> **Exercise instructions**
Repeat every record below exactly as it appears.

◆ ◆ ◆ ◆ ◆ ◆ ◆

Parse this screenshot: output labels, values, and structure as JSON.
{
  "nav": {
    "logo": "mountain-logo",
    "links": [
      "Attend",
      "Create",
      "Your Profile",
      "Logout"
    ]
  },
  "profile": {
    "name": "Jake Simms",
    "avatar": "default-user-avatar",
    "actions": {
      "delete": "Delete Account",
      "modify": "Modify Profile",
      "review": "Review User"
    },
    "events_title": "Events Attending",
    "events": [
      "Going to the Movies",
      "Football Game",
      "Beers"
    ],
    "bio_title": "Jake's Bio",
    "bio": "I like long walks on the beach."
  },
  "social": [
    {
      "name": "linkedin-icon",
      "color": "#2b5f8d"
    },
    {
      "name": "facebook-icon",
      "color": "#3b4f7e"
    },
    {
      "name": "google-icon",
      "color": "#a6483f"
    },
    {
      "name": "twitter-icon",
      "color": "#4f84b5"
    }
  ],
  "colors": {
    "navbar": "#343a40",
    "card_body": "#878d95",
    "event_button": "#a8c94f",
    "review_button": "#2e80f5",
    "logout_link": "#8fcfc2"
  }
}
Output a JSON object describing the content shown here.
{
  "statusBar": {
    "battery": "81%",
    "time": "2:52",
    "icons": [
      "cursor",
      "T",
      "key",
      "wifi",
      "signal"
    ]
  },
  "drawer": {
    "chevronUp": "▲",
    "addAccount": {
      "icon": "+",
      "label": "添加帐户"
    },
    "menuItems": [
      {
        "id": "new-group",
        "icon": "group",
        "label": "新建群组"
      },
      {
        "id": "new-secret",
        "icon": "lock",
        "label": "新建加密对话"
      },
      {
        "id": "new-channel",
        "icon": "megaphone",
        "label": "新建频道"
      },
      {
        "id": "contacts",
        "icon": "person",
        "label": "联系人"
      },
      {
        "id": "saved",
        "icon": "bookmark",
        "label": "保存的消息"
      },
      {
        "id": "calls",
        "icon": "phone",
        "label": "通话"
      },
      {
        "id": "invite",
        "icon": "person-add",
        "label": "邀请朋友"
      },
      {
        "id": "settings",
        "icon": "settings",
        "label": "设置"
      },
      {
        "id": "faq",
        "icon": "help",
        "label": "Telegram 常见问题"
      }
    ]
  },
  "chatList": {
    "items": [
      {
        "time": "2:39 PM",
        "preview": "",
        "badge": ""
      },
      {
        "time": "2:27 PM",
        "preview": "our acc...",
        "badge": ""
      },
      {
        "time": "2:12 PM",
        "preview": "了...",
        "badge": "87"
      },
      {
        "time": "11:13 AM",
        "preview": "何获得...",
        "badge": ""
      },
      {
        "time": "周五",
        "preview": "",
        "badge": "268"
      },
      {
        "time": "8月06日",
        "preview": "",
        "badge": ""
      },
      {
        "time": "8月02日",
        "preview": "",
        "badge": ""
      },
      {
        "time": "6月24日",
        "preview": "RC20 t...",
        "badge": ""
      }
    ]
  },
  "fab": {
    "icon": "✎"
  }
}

◆ ◆ ◆ ◆ ◆ ◆ ◆

> **Output of the exercise**
Parse this screenshot: output labels, values, and structure as JSON.
{
  "nav": {
    "logo": "mountain-logo",
    "links": [
      "Attend",
      "Create",
      "Your Profile",
      "Logout"
    ]
  },
  "profile": {
    "name": "Jake Simms",
    "avatar": "default-user-avatar",
    "actions": {
      "delete": "Delete Account",
      "modify": "Modify Profile",
      "review": "Review User"
    },
    "events_title": "Events Attending",
    "events": [
      "Going to the Movies",
      "Football Game",
      "Beers"
    ],
    "bio_title": "Jake's Bio",
    "bio": "I like long walks on the beach."
  },
  "social": [
    {
      "name": "linkedin-icon",
      "color": "#2b5f8d"
    },
    {
      "name": "facebook-icon",
      "color": "#3b4f7e"
    },
    {
      "name": "google-icon",
      "color": "#a6483f"
    },
    {
      "name": "twitter-icon",
      "color": "#4f84b5"
    }
  ],
  "colors": {
    "navbar": "#343a40",
    "card_body": "#878d95",
    "event_button": "#a8c94f",
    "review_button": "#2e80f5",
    "logout_link": "#8fcfc2"
  }
}
Output a JSON object describing the content shown here.
{
  "statusBar": {
    "battery": "81%",
    "time": "2:52",
    "icons": [
      "cursor",
      "T",
      "key",
      "wifi",
      "signal"
    ]
  },
  "drawer": {
    "chevronUp": "▲",
    "addAccount": {
      "icon": "+",
      "label": "添加帐户"
    },
    "menuItems": [
      {
        "id": "new-group",
        "icon": "group",
        "label": "新建群组"
      },
      {
        "id": "new-secret",
        "icon": "lock",
        "label": "新建加密对话"
      },
      {
        "id": "new-channel",
        "icon": "megaphone",
        "label": "新建频道"
      },
      {
        "id": "contacts",
        "icon": "person",
        "label": "联系人"
      },
      {
        "id": "saved",
        "icon": "bookmark",
        "label": "保存的消息"
      },
      {
        "id": "calls",
        "icon": "phone",
        "label": "通话"
      },
      {
        "id": "invite",
        "icon": "person-add",
        "label": "邀请朋友"
      },
      {
        "id": "settings",
        "icon": "settings",
        "label": "设置"
      },
      {
        "id": "faq",
        "icon": "help",
        "label": "Telegram 常见问题"
      }
    ]
  },
  "chatList": {
    "items": [
      {
        "time": "2:39 PM",
        "preview": "",
        "badge": ""
      },
      {
        "time": "2:27 PM",
        "preview": "our acc...",
        "badge": ""
      },
      {
        "time": "2:12 PM",
        "preview": "了...",
        "badge": "87"
      },
      {
        "time": "11:13 AM",
        "preview": "何获得...",
        "badge": ""
      },
      {
        "time": "周五",
        "preview": "",
        "badge": "268"
      },
      {
        "time": "8月06日",
        "preview": "",
        "badge": ""
      },
      {
        "time": "8月02日",
        "preview": "",
        "badge": ""
      },
      {
        "time": "6月24日",
        "preview": "RC20 t...",
        "badge": ""
      }
    ]
  },
  "fab": {
    "icon": "✎"
  }
}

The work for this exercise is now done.